» **Your goal**: Every record should be repeated exactly, except that pictures are left out.

» **Dataset records**:
[START]
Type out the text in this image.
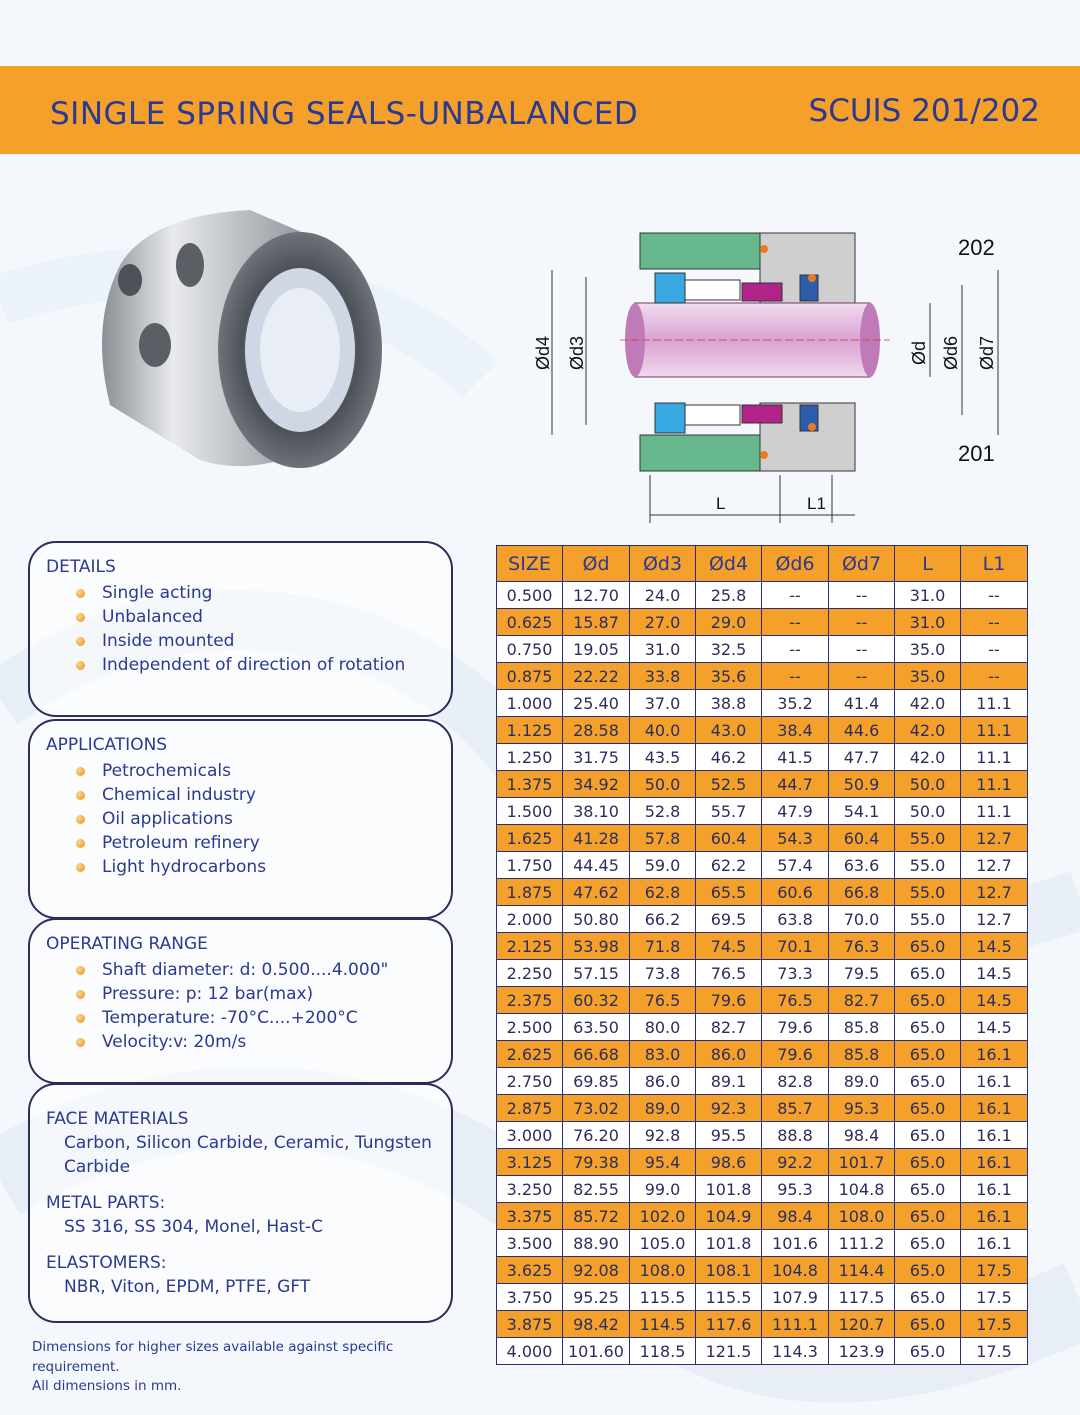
SINGLE SPRING SEALS-UNBALANCED	SCUIS 201/202
202
201
Ød4 Ød3	Ød Ød6 Ød7
L	L1
DETAILS
Single acting
Unbalanced
Inside mounted
Independent of direction of rotation
APPLICATIONS
Petrochemicals
Chemical industry
Oil applications
Petroleum refinery
Light hydrocarbons
OPERATING RANGE
Shaft diameter: d: 0.500....4.000"
Pressure: p: 12 bar(max)
Temperature: -70°C....+200°C
Velocity:v: 20m/s
FACE MATERIALS
Carbon, Silicon Carbide, Ceramic, Tungsten Carbide
METAL PARTS:
SS 316, SS 304, Monel, Hast-C
ELASTOMERS:
NBR, Viton, EPDM, PTFE, GFT
Dimensions for higher sizes available against specific requirement.
All dimensions in mm.
SIZE	Ød	Ød3	Ød4	Ød6	Ød7	L	L1
0.500	12.70	24.0	25.8	--	--	31.0	--
0.625	15.87	27.0	29.0	--	--	31.0	--
0.750	19.05	31.0	32.5	--	--	35.0	--
0.875	22.22	33.8	35.6	--	--	35.0	--
1.000	25.40	37.0	38.8	35.2	41.4	42.0	11.1
1.125	28.58	40.0	43.0	38.4	44.6	42.0	11.1
1.250	31.75	43.5	46.2	41.5	47.7	42.0	11.1
1.375	34.92	50.0	52.5	44.7	50.9	50.0	11.1
1.500	38.10	52.8	55.7	47.9	54.1	50.0	11.1
1.625	41.28	57.8	60.4	54.3	60.4	55.0	12.7
1.750	44.45	59.0	62.2	57.4	63.6	55.0	12.7
1.875	47.62	62.8	65.5	60.6	66.8	55.0	12.7
2.000	50.80	66.2	69.5	63.8	70.0	55.0	12.7
2.125	53.98	71.8	74.5	70.1	76.3	65.0	14.5
2.250	57.15	73.8	76.5	73.3	79.5	65.0	14.5
2.375	60.32	76.5	79.6	76.5	82.7	65.0	14.5
2.500	63.50	80.0	82.7	79.6	85.8	65.0	14.5
2.625	66.68	83.0	86.0	79.6	85.8	65.0	16.1
2.750	69.85	86.0	89.1	82.8	89.0	65.0	16.1
2.875	73.02	89.0	92.3	85.7	95.3	65.0	16.1
3.000	76.20	92.8	95.5	88.8	98.4	65.0	16.1
3.125	79.38	95.4	98.6	92.2	101.7	65.0	16.1
3.250	82.55	99.0	101.8	95.3	104.8	65.0	16.1
3.375	85.72	102.0	104.9	98.4	108.0	65.0	16.1
3.500	88.90	105.0	101.8	101.6	111.2	65.0	16.1
3.625	92.08	108.0	108.1	104.8	114.4	65.0	17.5
3.750	95.25	115.5	115.5	107.9	117.5	65.0	17.5
3.875	98.42	114.5	117.6	111.1	120.7	65.0	17.5
4.000	101.60	118.5	121.5	114.3	123.9	65.0	17.5
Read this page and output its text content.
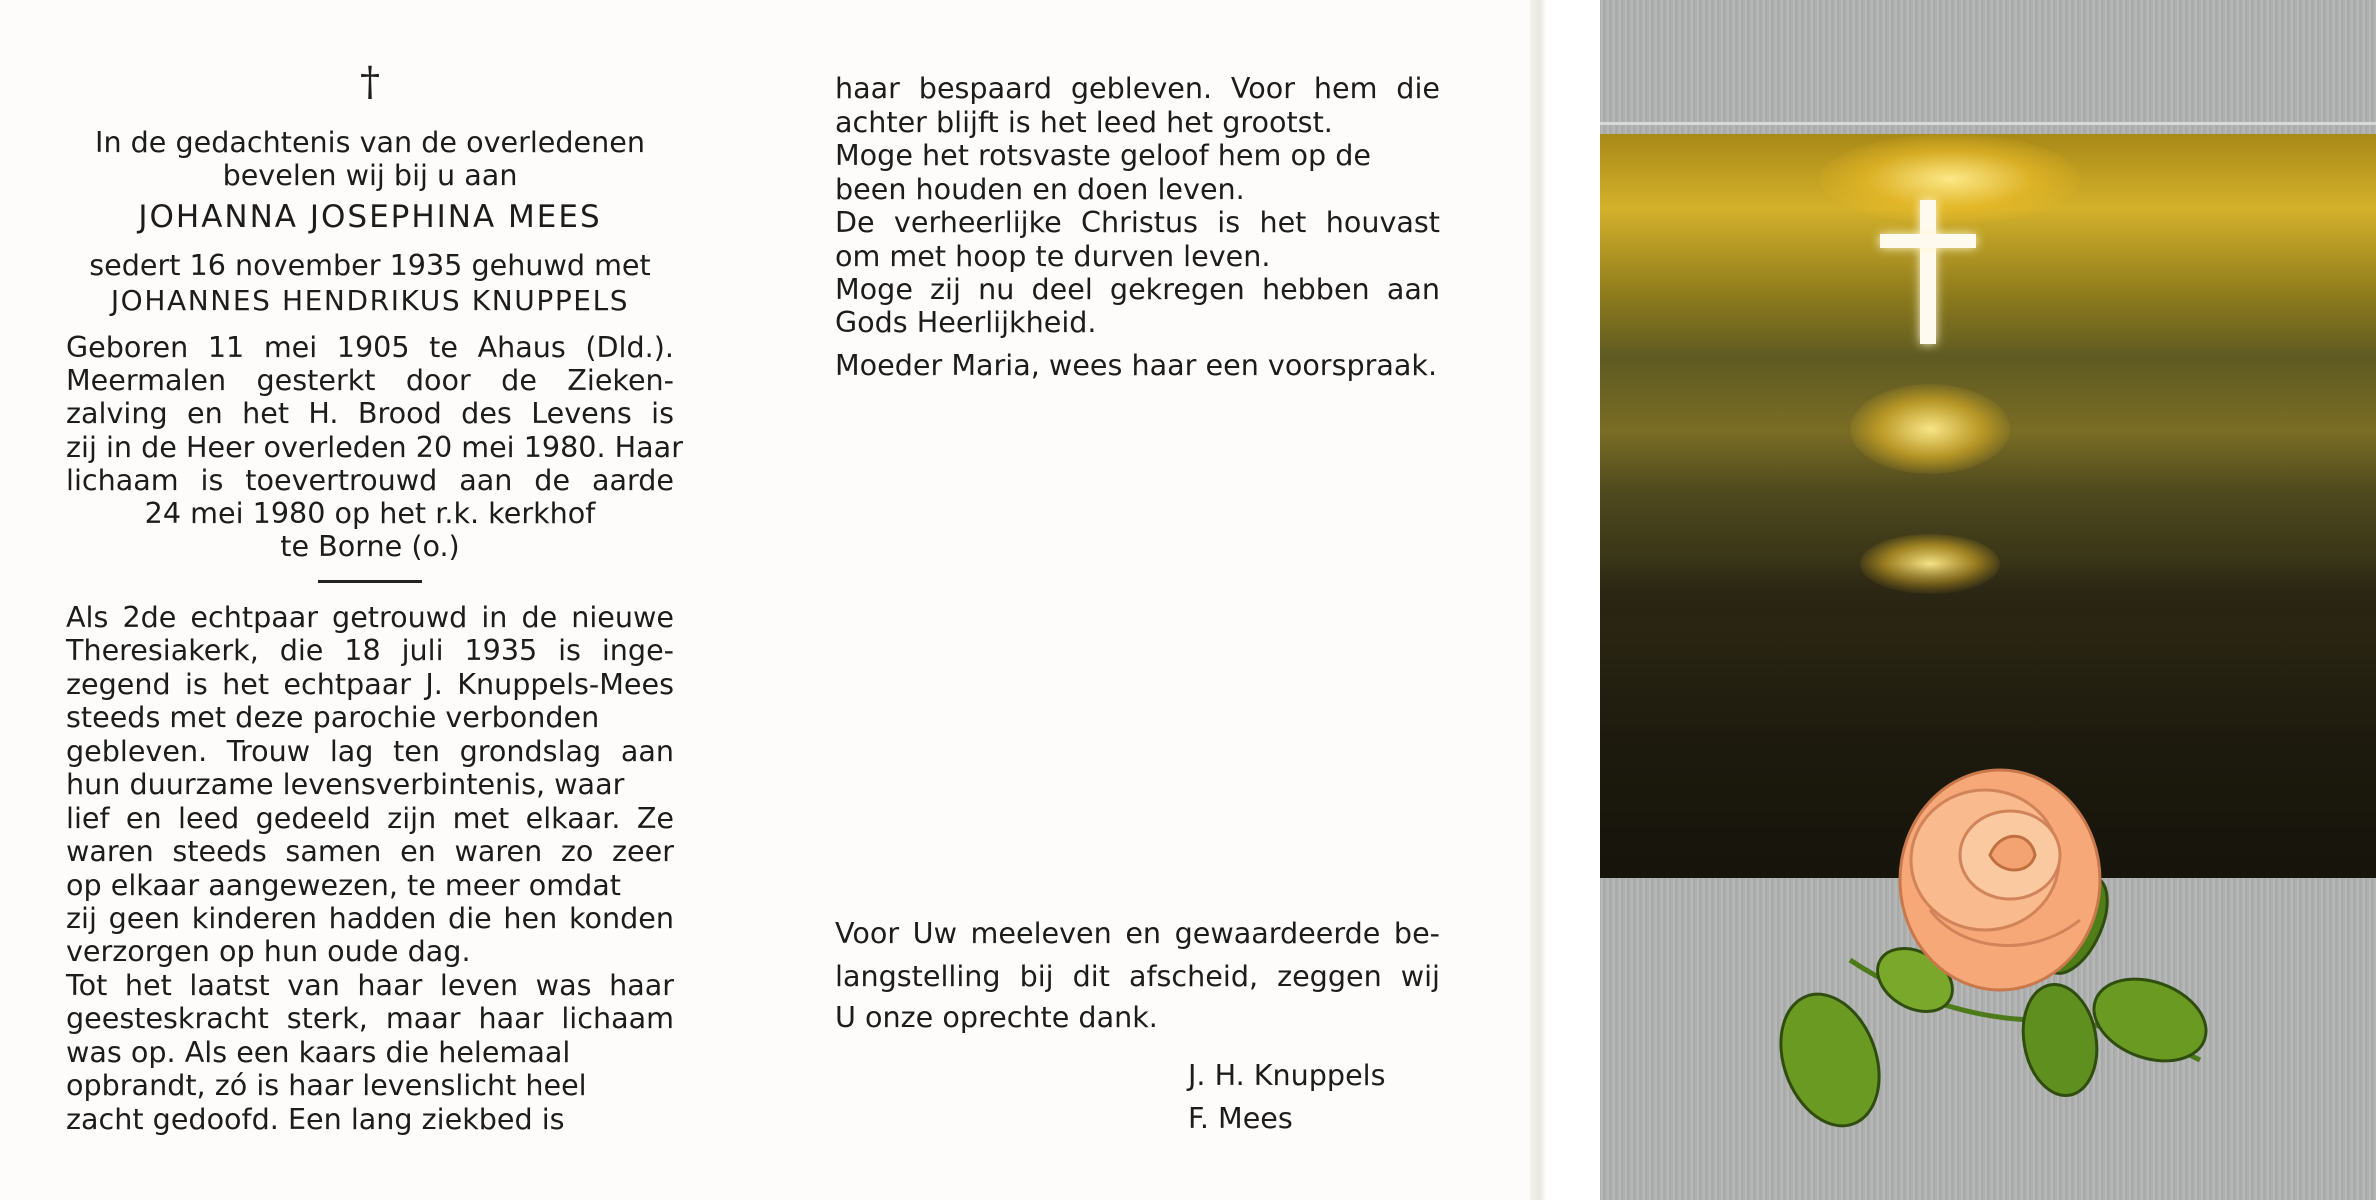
†
In de gedachtenis van de overledenen
bevelen wij bij u aan
JOHANNA JOSEPHINA MEES
sedert 16 november 1935 gehuwd met
JOHANNES HENDRIKUS KNUPPELS
Geboren 11 mei 1905 te Ahaus (Dld.).
Meermalen gesterkt door de Zieken-
zalving en het H. Brood des Levens is
zij in de Heer overleden 20 mei 1980. Haar
lichaam is toevertrouwd aan de aarde
24 mei 1980 op het r.k. kerkhof
te Borne (o.)
Als 2de echtpaar getrouwd in de nieuwe
Theresiakerk, die 18 juli 1935 is inge-
zegend is het echtpaar J. Knuppels-Mees
steeds met deze parochie verbonden
gebleven. Trouw lag ten grondslag aan
hun duurzame levensverbintenis, waar
lief en leed gedeeld zijn met elkaar. Ze
waren steeds samen en waren zo zeer
op elkaar aangewezen, te meer omdat
zij geen kinderen hadden die hen konden
verzorgen op hun oude dag.
Tot het laatst van haar leven was haar
geesteskracht sterk, maar haar lichaam
was op. Als een kaars die helemaal
opbrandt, zó is haar levenslicht heel
zacht gedoofd. Een lang ziekbed is
haar bespaard gebleven. Voor hem die
achter blijft is het leed het grootst.
Moge het rotsvaste geloof hem op de
been houden en doen leven.
De verheerlijke Christus is het houvast
om met hoop te durven leven.
Moge zij nu deel gekregen hebben aan
Gods Heerlijkheid.
Moeder Maria, wees haar een voorspraak.
Voor Uw meeleven en gewaardeerde be-
langstelling bij dit afscheid, zeggen wij
U onze oprechte dank.
J. H. Knuppels
F. Mees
[END]
» **Full answer**:
Type out the text in this image.
SINGLE SPRING SEALS-UNBALANCED	SCUIS 201/202
202
201
Ød4 Ød3	Ød Ød6 Ød7
L	L1
DETAILS
Single acting
Unbalanced
Inside mounted
Independent of direction of rotation
APPLICATIONS
Petrochemicals
Chemical industry
Oil applications
Petroleum refinery
Light hydrocarbons
OPERATING RANGE
Shaft diameter: d: 0.500....4.000"
Pressure: p: 12 bar(max)
Temperature: -70°C....+200°C
Velocity:v: 20m/s
FACE MATERIALS
Carbon, Silicon Carbide, Ceramic, Tungsten Carbide
METAL PARTS:
SS 316, SS 304, Monel, Hast-C
ELASTOMERS:
NBR, Viton, EPDM, PTFE, GFT
Dimensions for higher sizes available against specific requirement.
All dimensions in mm.
SIZE	Ød	Ød3	Ød4	Ød6	Ød7	L	L1
0.500	12.70	24.0	25.8	--	--	31.0	--
0.625	15.87	27.0	29.0	--	--	31.0	--
0.750	19.05	31.0	32.5	--	--	35.0	--
0.875	22.22	33.8	35.6	--	--	35.0	--
1.000	25.40	37.0	38.8	35.2	41.4	42.0	11.1
1.125	28.58	40.0	43.0	38.4	44.6	42.0	11.1
1.250	31.75	43.5	46.2	41.5	47.7	42.0	11.1
1.375	34.92	50.0	52.5	44.7	50.9	50.0	11.1
1.500	38.10	52.8	55.7	47.9	54.1	50.0	11.1
1.625	41.28	57.8	60.4	54.3	60.4	55.0	12.7
1.750	44.45	59.0	62.2	57.4	63.6	55.0	12.7
1.875	47.62	62.8	65.5	60.6	66.8	55.0	12.7
2.000	50.80	66.2	69.5	63.8	70.0	55.0	12.7
2.125	53.98	71.8	74.5	70.1	76.3	65.0	14.5
2.250	57.15	73.8	76.5	73.3	79.5	65.0	14.5
2.375	60.32	76.5	79.6	76.5	82.7	65.0	14.5
2.500	63.50	80.0	82.7	79.6	85.8	65.0	14.5
2.625	66.68	83.0	86.0	79.6	85.8	65.0	16.1
2.750	69.85	86.0	89.1	82.8	89.0	65.0	16.1
2.875	73.02	89.0	92.3	85.7	95.3	65.0	16.1
3.000	76.20	92.8	95.5	88.8	98.4	65.0	16.1
3.125	79.38	95.4	98.6	92.2	101.7	65.0	16.1
3.250	82.55	99.0	101.8	95.3	104.8	65.0	16.1
3.375	85.72	102.0	104.9	98.4	108.0	65.0	16.1
3.500	88.90	105.0	101.8	101.6	111.2	65.0	16.1
3.625	92.08	108.0	108.1	104.8	114.4	65.0	17.5
3.750	95.25	115.5	115.5	107.9	117.5	65.0	17.5
3.875	98.42	114.5	117.6	111.1	120.7	65.0	17.5
4.000	101.60	118.5	121.5	114.3	123.9	65.0	17.5
Read this page and output its text content.
†
In de gedachtenis van de overledenen
bevelen wij bij u aan
JOHANNA JOSEPHINA MEES
sedert 16 november 1935 gehuwd met
JOHANNES HENDRIKUS KNUPPELS
Geboren 11 mei 1905 te Ahaus (Dld.).
Meermalen gesterkt door de Zieken-
zalving en het H. Brood des Levens is
zij in de Heer overleden 20 mei 1980. Haar
lichaam is toevertrouwd aan de aarde
24 mei 1980 op het r.k. kerkhof
te Borne (o.)
Als 2de echtpaar getrouwd in de nieuwe
Theresiakerk, die 18 juli 1935 is inge-
zegend is het echtpaar J. Knuppels-Mees
steeds met deze parochie verbonden
gebleven. Trouw lag ten grondslag aan
hun duurzame levensverbintenis, waar
lief en leed gedeeld zijn met elkaar. Ze
waren steeds samen en waren zo zeer
op elkaar aangewezen, te meer omdat
zij geen kinderen hadden die hen konden
verzorgen op hun oude dag.
Tot het laatst van haar leven was haar
geesteskracht sterk, maar haar lichaam
was op. Als een kaars die helemaal
opbrandt, zó is haar levenslicht heel
zacht gedoofd. Een lang ziekbed is
haar bespaard gebleven. Voor hem die
achter blijft is het leed het grootst.
Moge het rotsvaste geloof hem op de
been houden en doen leven.
De verheerlijke Christus is het houvast
om met hoop te durven leven.
Moge zij nu deel gekregen hebben aan
Gods Heerlijkheid.
Moeder Maria, wees haar een voorspraak.
Voor Uw meeleven en gewaardeerde be-
langstelling bij dit afscheid, zeggen wij
U onze oprechte dank.
J. H. Knuppels
F. Mees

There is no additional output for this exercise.